## DESCRIPTION OF THE TASK:
Reproduce all the entries exactly.

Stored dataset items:
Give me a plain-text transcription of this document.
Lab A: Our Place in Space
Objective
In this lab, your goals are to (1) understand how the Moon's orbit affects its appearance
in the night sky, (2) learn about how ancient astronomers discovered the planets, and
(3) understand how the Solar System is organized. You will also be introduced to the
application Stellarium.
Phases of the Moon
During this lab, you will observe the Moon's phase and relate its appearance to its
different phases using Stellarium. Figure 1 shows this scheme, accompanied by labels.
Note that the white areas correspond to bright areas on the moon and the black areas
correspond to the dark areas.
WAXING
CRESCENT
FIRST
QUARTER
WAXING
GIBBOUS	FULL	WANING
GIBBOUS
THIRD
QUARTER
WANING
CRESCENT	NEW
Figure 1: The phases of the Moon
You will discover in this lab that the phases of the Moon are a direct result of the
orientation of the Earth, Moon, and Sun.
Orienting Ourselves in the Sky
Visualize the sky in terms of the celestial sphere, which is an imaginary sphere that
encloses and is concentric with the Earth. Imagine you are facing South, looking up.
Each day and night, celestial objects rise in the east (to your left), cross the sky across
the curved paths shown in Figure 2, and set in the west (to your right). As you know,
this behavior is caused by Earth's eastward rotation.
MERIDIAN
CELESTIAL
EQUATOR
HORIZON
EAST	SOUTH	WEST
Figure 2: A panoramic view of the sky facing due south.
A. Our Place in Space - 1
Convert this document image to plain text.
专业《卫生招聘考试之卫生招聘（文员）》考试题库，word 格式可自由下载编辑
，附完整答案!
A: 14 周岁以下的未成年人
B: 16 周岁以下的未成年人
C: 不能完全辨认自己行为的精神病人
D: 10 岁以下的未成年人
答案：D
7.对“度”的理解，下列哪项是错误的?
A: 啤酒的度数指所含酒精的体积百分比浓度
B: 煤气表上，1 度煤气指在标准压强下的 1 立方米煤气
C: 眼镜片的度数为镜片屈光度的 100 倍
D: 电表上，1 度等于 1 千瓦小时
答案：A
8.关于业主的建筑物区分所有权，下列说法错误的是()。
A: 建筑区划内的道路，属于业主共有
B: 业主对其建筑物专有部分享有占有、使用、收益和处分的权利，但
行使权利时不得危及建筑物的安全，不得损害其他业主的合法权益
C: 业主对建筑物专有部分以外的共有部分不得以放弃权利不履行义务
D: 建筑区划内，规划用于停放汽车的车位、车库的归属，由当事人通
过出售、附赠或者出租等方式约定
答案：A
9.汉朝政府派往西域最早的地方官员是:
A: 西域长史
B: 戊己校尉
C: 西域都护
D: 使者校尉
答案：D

## THE ANSWER:
Give me a plain-text transcription of this document.
Lab A: Our Place in Space
Objective
In this lab, your goals are to (1) understand how the Moon's orbit affects its appearance
in the night sky, (2) learn about how ancient astronomers discovered the planets, and
(3) understand how the Solar System is organized. You will also be introduced to the
application Stellarium.
Phases of the Moon
During this lab, you will observe the Moon's phase and relate its appearance to its
different phases using Stellarium. Figure 1 shows this scheme, accompanied by labels.
Note that the white areas correspond to bright areas on the moon and the black areas
correspond to the dark areas.
WAXING
CRESCENT
FIRST
QUARTER
WAXING
GIBBOUS	FULL	WANING
GIBBOUS
THIRD
QUARTER
WANING
CRESCENT	NEW
Figure 1: The phases of the Moon
You will discover in this lab that the phases of the Moon are a direct result of the
orientation of the Earth, Moon, and Sun.
Orienting Ourselves in the Sky
Visualize the sky in terms of the celestial sphere, which is an imaginary sphere that
encloses and is concentric with the Earth. Imagine you are facing South, looking up.
Each day and night, celestial objects rise in the east (to your left), cross the sky across
the curved paths shown in Figure 2, and set in the west (to your right). As you know,
this behavior is caused by Earth's eastward rotation.
MERIDIAN
CELESTIAL
EQUATOR
HORIZON
EAST	SOUTH	WEST
Figure 2: A panoramic view of the sky facing due south.
A. Our Place in Space - 1
Convert this document image to plain text.
专业《卫生招聘考试之卫生招聘（文员）》考试题库，word 格式可自由下载编辑
，附完整答案!
A: 14 周岁以下的未成年人
B: 16 周岁以下的未成年人
C: 不能完全辨认自己行为的精神病人
D: 10 岁以下的未成年人
答案：D
7.对“度”的理解，下列哪项是错误的?
A: 啤酒的度数指所含酒精的体积百分比浓度
B: 煤气表上，1 度煤气指在标准压强下的 1 立方米煤气
C: 眼镜片的度数为镜片屈光度的 100 倍
D: 电表上，1 度等于 1 千瓦小时
答案：A
8.关于业主的建筑物区分所有权，下列说法错误的是()。
A: 建筑区划内的道路，属于业主共有
B: 业主对其建筑物专有部分享有占有、使用、收益和处分的权利，但
行使权利时不得危及建筑物的安全，不得损害其他业主的合法权益
C: 业主对建筑物专有部分以外的共有部分不得以放弃权利不履行义务
D: 建筑区划内，规划用于停放汽车的车位、车库的归属，由当事人通
过出售、附赠或者出租等方式约定
答案：A
9.汉朝政府派往西域最早的地方官员是:
A: 西域长史
B: 戊己校尉
C: 西域都护
D: 使者校尉
答案：D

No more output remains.